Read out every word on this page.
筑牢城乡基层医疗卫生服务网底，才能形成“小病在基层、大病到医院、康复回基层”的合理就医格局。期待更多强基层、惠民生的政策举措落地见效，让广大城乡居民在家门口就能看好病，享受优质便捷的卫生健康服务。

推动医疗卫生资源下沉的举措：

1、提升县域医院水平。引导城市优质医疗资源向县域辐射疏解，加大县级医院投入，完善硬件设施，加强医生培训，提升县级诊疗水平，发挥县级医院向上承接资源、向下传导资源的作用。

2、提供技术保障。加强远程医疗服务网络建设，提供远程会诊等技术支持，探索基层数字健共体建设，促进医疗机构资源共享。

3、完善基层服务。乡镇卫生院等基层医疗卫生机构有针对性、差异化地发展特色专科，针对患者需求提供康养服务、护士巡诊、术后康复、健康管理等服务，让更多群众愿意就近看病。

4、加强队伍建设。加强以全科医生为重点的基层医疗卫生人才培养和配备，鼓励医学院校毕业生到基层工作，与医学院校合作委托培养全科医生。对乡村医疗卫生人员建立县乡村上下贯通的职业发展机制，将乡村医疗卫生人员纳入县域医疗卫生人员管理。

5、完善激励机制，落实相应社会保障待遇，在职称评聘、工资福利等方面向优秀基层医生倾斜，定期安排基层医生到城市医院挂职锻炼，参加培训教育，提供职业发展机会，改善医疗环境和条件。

= = = = = = =

> Requirement
Write the data out again in full and exactly.

> Correct response
Read out every word on this page.
筑牢城乡基层医疗卫生服务网底，才能形成“小病在基层、大病到医院、康复回基层”的合理就医格局。期待更多强基层、惠民生的政策举措落地见效，让广大城乡居民在家门口就能看好病，享受优质便捷的卫生健康服务。

推动医疗卫生资源下沉的举措：

1、提升县域医院水平。引导城市优质医疗资源向县域辐射疏解，加大县级医院投入，完善硬件设施，加强医生培训，提升县级诊疗水平，发挥县级医院向上承接资源、向下传导资源的作用。

2、提供技术保障。加强远程医疗服务网络建设，提供远程会诊等技术支持，探索基层数字健共体建设，促进医疗机构资源共享。

3、完善基层服务。乡镇卫生院等基层医疗卫生机构有针对性、差异化地发展特色专科，针对患者需求提供康养服务、护士巡诊、术后康复、健康管理等服务，让更多群众愿意就近看病。

4、加强队伍建设。加强以全科医生为重点的基层医疗卫生人才培养和配备，鼓励医学院校毕业生到基层工作，与医学院校合作委托培养全科医生。对乡村医疗卫生人员建立县乡村上下贯通的职业发展机制，将乡村医疗卫生人员纳入县域医疗卫生人员管理。

5、完善激励机制，落实相应社会保障待遇，在职称评聘、工资福利等方面向优秀基层医生倾斜，定期安排基层医生到城市医院挂职锻炼，参加培训教育，提供职业发展机会，改善医疗环境和条件。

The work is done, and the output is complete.